Task requirements: Collect all lines below with the string "screenshot".

** Begin Data records **

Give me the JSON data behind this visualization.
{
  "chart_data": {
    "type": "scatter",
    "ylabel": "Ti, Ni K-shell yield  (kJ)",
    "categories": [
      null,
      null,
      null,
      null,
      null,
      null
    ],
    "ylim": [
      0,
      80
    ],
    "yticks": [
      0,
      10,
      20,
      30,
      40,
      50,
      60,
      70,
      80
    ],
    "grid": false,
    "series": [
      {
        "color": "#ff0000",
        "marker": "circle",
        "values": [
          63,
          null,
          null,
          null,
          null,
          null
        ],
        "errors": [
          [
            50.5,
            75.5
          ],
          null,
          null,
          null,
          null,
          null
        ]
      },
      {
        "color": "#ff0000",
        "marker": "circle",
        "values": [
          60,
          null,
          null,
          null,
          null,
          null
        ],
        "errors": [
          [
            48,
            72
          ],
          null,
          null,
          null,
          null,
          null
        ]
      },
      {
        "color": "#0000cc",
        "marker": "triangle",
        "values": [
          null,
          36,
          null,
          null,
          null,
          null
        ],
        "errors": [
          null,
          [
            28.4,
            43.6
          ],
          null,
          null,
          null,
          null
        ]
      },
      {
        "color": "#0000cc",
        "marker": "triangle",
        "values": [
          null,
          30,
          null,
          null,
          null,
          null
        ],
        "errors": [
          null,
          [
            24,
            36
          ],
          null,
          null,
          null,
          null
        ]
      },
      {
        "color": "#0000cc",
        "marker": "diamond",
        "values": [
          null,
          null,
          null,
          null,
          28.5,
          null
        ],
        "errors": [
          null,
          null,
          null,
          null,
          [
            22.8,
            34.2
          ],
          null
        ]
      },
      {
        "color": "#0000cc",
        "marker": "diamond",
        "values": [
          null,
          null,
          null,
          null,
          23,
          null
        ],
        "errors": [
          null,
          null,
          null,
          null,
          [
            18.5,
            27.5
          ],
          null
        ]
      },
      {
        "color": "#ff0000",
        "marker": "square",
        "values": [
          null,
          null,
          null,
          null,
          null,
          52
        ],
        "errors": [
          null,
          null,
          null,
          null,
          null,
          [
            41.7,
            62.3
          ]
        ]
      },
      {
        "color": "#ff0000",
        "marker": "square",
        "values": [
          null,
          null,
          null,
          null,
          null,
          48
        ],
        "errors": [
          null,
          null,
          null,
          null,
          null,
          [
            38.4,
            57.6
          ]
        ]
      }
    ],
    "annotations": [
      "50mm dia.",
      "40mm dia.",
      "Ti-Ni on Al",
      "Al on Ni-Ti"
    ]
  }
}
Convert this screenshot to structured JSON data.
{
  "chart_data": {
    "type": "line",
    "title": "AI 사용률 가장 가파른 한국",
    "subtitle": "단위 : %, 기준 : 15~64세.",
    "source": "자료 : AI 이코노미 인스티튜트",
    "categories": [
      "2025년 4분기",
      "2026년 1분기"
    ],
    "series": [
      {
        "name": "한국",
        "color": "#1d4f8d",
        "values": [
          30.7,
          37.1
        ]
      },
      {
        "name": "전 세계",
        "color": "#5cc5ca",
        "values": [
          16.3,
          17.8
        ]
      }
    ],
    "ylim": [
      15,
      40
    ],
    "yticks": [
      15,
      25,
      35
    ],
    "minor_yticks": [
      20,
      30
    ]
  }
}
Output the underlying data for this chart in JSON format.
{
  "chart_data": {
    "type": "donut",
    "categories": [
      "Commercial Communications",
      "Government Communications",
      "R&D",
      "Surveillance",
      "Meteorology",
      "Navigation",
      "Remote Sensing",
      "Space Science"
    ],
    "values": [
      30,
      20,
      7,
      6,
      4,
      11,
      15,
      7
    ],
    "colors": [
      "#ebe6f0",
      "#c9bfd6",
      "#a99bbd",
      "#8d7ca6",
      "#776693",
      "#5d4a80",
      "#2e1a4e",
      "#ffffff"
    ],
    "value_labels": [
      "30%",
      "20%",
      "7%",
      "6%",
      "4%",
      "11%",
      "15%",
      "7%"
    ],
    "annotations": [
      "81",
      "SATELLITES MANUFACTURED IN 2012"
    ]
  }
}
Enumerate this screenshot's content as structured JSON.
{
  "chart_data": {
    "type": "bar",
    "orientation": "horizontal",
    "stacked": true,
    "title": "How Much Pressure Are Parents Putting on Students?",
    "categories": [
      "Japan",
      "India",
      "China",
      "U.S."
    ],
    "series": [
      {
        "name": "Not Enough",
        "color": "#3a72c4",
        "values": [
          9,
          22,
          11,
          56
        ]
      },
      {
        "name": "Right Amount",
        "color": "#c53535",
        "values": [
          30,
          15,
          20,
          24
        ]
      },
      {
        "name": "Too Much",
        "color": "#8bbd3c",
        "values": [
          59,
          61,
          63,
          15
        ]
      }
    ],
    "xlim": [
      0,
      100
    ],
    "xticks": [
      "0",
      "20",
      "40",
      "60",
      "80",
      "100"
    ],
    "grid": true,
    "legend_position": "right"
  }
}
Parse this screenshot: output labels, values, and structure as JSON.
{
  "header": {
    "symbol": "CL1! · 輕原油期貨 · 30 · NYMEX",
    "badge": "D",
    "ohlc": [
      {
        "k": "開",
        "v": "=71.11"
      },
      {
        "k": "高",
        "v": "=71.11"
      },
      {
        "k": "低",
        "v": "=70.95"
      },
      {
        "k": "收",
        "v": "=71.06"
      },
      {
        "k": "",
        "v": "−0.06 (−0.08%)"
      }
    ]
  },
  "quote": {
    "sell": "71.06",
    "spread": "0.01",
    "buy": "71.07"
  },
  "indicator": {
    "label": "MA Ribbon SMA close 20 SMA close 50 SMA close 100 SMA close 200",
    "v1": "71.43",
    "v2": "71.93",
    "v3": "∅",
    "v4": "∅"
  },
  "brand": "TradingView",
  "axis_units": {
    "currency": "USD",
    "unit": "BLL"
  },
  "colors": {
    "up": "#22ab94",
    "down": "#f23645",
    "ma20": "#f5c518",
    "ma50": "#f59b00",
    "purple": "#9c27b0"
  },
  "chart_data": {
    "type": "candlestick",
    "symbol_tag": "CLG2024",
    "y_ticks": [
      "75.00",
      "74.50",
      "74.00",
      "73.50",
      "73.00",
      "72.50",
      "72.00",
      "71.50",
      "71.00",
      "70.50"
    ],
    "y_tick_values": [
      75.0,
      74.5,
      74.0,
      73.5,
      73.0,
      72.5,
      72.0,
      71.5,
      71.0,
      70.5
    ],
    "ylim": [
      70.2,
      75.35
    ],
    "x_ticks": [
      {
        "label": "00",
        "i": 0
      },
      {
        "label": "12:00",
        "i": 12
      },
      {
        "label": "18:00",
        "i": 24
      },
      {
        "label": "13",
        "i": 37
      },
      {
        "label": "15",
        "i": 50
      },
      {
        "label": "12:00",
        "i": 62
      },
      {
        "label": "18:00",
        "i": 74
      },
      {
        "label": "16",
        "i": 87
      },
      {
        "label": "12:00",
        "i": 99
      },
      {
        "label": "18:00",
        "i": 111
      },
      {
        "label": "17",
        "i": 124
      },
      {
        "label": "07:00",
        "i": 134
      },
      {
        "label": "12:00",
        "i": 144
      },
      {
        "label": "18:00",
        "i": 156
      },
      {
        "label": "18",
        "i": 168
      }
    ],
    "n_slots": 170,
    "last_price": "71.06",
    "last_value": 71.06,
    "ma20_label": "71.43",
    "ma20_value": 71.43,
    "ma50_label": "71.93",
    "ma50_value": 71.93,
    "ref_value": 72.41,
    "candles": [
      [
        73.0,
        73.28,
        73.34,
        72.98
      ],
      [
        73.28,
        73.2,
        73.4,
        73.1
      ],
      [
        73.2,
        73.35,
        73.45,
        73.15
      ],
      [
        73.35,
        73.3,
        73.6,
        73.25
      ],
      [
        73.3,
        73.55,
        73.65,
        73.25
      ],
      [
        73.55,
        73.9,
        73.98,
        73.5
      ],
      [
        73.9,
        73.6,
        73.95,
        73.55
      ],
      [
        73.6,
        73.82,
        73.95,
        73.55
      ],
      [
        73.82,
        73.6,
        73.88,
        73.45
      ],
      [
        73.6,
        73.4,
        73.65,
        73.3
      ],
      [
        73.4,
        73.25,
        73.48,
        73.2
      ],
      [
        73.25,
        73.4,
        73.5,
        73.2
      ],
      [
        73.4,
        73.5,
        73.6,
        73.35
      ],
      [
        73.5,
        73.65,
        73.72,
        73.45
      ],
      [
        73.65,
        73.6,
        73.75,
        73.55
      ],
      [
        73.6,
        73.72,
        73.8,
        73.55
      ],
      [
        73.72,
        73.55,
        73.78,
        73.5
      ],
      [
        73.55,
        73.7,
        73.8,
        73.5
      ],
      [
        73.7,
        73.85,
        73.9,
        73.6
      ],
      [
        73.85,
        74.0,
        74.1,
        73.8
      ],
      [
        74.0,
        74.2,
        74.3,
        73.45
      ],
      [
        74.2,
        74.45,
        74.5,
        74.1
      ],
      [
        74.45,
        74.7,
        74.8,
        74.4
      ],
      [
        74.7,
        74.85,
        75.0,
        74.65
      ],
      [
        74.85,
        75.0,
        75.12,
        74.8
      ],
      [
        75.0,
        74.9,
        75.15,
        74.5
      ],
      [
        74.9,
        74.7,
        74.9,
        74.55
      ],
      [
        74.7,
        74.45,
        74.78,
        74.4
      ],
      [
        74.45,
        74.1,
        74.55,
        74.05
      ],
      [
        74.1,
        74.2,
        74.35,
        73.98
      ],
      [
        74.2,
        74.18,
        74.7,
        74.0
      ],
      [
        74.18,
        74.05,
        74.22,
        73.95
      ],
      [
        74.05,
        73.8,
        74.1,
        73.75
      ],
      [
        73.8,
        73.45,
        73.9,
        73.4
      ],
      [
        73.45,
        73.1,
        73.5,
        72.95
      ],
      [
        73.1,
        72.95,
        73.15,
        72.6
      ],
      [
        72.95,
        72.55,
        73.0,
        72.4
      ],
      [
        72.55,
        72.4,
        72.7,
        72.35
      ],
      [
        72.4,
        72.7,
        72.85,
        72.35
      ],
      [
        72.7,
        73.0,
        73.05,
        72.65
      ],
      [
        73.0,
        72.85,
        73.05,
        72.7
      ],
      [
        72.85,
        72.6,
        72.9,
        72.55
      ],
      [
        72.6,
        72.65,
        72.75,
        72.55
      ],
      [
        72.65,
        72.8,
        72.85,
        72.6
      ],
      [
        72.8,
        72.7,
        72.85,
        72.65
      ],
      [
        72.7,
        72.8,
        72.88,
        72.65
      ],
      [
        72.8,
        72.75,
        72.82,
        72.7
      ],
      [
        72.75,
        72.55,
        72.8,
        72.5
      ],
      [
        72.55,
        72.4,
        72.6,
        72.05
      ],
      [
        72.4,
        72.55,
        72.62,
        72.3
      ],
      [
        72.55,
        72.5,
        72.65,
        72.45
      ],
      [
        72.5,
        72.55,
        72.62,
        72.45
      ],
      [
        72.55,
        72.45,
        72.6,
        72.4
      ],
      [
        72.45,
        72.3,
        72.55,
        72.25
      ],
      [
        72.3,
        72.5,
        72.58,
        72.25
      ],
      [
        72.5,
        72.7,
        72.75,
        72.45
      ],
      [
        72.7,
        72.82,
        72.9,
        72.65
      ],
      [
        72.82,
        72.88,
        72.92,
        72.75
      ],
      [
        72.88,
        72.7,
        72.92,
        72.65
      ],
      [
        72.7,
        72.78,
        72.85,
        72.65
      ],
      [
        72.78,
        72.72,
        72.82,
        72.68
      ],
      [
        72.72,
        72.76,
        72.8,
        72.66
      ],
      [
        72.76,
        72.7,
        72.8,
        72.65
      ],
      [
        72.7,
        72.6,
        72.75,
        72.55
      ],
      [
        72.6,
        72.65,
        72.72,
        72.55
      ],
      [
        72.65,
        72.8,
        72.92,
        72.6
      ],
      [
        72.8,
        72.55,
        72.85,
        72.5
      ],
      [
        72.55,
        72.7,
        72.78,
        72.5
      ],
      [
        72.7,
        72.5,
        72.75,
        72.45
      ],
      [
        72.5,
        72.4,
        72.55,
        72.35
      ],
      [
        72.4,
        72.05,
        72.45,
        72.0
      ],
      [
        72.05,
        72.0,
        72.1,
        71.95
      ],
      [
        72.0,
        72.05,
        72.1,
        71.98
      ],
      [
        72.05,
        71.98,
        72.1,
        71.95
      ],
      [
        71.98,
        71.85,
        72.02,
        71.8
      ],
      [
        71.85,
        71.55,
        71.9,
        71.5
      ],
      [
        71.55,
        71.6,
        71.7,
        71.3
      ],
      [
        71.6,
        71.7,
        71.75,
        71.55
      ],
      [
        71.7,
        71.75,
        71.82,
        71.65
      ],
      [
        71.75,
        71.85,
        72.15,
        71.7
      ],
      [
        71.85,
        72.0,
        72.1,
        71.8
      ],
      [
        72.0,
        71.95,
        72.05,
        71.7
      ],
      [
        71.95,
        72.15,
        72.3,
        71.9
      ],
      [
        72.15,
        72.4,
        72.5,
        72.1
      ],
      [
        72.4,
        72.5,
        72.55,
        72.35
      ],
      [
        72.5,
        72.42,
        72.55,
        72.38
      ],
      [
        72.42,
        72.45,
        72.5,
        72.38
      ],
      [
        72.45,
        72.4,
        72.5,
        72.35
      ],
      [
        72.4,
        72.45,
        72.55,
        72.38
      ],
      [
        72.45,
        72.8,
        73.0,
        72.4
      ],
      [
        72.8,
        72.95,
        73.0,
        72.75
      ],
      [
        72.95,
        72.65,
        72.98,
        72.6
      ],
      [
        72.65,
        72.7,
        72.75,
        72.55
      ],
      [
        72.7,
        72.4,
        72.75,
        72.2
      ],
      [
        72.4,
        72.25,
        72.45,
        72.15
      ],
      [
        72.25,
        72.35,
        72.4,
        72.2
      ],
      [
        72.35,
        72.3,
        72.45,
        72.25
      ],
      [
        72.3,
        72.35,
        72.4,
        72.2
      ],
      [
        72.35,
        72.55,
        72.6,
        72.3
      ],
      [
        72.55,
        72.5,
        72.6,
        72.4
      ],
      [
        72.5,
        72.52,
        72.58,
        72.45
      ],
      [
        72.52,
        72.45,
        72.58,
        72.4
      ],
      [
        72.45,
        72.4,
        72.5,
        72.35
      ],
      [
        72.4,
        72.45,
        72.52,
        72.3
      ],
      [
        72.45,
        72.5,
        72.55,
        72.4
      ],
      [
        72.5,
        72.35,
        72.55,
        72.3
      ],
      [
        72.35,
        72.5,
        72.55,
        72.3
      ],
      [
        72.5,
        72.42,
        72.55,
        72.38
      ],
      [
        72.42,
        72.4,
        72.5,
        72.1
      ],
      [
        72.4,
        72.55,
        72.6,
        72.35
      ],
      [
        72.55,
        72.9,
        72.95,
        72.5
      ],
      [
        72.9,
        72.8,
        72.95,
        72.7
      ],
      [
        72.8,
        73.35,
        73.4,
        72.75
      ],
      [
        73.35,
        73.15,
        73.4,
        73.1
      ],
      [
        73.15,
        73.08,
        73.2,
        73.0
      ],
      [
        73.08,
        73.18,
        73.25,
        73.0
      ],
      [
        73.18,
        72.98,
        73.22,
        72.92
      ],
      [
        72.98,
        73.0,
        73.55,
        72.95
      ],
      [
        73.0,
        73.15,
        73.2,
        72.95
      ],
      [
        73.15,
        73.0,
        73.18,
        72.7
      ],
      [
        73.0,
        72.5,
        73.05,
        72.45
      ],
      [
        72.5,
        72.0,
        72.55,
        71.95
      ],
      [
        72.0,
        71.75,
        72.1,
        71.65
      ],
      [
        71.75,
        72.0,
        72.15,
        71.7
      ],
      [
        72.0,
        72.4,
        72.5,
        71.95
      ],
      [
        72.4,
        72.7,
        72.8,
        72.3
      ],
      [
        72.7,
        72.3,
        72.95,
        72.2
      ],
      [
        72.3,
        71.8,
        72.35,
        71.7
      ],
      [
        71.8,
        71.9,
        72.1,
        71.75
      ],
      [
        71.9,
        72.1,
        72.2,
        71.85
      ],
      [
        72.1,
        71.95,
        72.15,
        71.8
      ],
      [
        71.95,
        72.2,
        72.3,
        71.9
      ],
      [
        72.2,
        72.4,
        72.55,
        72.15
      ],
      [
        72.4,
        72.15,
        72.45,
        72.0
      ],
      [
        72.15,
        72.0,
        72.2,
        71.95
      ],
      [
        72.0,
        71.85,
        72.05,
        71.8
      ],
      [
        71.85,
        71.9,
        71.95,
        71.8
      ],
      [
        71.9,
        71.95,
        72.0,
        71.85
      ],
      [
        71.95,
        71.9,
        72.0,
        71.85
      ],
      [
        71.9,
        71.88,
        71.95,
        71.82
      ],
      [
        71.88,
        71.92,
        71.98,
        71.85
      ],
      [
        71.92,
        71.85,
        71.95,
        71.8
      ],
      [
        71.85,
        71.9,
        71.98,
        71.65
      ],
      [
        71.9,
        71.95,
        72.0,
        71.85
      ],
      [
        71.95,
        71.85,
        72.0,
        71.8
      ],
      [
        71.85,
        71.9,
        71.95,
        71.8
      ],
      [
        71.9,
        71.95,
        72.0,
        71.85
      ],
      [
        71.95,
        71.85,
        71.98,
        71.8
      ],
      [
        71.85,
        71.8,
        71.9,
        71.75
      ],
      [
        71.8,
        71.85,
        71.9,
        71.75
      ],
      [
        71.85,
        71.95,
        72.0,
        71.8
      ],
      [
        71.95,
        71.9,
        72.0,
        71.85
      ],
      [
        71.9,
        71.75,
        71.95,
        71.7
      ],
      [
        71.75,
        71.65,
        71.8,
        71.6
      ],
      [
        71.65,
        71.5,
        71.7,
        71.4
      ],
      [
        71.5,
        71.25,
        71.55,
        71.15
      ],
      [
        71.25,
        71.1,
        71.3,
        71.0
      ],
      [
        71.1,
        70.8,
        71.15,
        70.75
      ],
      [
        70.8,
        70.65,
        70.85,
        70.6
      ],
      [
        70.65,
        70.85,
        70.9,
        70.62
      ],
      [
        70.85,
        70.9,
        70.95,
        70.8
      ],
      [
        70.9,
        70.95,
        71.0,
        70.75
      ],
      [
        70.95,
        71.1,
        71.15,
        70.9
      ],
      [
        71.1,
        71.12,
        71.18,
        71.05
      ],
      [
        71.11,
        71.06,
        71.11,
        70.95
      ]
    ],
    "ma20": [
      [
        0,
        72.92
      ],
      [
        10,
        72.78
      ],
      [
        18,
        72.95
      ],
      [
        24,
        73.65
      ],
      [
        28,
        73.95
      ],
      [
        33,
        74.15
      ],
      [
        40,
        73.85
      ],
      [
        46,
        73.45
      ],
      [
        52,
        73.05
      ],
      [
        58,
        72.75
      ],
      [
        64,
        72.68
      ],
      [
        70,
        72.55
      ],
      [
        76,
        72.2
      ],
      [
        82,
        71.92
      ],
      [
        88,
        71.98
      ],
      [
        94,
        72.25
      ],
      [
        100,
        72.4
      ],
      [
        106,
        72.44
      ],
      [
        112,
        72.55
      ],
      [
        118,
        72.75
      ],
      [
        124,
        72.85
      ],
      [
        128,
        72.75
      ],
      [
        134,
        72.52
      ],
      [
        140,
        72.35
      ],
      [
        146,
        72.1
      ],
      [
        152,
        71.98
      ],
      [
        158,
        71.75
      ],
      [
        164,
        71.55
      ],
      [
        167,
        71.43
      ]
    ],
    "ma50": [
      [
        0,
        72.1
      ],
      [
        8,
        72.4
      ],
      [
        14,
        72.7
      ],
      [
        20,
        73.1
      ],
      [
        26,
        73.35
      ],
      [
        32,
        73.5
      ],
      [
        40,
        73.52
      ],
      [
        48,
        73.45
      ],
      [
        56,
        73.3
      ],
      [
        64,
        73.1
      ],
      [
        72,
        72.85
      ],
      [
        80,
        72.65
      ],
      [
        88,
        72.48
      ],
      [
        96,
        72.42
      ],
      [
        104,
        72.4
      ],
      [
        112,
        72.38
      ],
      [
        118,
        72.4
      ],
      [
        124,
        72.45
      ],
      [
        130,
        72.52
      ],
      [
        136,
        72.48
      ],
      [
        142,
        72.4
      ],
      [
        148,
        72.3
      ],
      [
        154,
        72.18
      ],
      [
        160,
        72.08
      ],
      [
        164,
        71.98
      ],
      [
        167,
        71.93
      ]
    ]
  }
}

** End Data records **

Expected answer:
Convert this screenshot to structured JSON data.
Enumerate this screenshot's content as structured JSON.
Parse this screenshot: output labels, values, and structure as JSON.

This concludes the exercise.